-- Start --

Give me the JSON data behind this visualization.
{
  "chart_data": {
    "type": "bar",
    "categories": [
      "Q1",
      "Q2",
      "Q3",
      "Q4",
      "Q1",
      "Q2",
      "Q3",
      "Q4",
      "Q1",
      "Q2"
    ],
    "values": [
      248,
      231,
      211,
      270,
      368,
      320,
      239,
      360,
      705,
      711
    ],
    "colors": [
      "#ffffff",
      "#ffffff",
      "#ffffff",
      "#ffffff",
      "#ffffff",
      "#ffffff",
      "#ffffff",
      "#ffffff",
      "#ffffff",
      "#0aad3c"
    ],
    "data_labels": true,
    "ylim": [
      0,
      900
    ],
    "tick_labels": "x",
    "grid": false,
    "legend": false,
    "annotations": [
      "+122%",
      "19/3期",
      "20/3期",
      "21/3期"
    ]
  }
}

-- End --

* The exercise *
Copy every record exactly, with nothing added or dropped.

* Reply *
Give me the JSON data behind this visualization.
{
  "chart_data": {
    "type": "bar",
    "categories": [
      "Q1",
      "Q2",
      "Q3",
      "Q4",
      "Q1",
      "Q2",
      "Q3",
      "Q4",
      "Q1",
      "Q2"
    ],
    "values": [
      248,
      231,
      211,
      270,
      368,
      320,
      239,
      360,
      705,
      711
    ],
    "colors": [
      "#ffffff",
      "#ffffff",
      "#ffffff",
      "#ffffff",
      "#ffffff",
      "#ffffff",
      "#ffffff",
      "#ffffff",
      "#ffffff",
      "#0aad3c"
    ],
    "data_labels": true,
    "ylim": [
      0,
      900
    ],
    "tick_labels": "x",
    "grid": false,
    "legend": false,
    "annotations": [
      "+122%",
      "19/3期",
      "20/3期",
      "21/3期"
    ]
  }
}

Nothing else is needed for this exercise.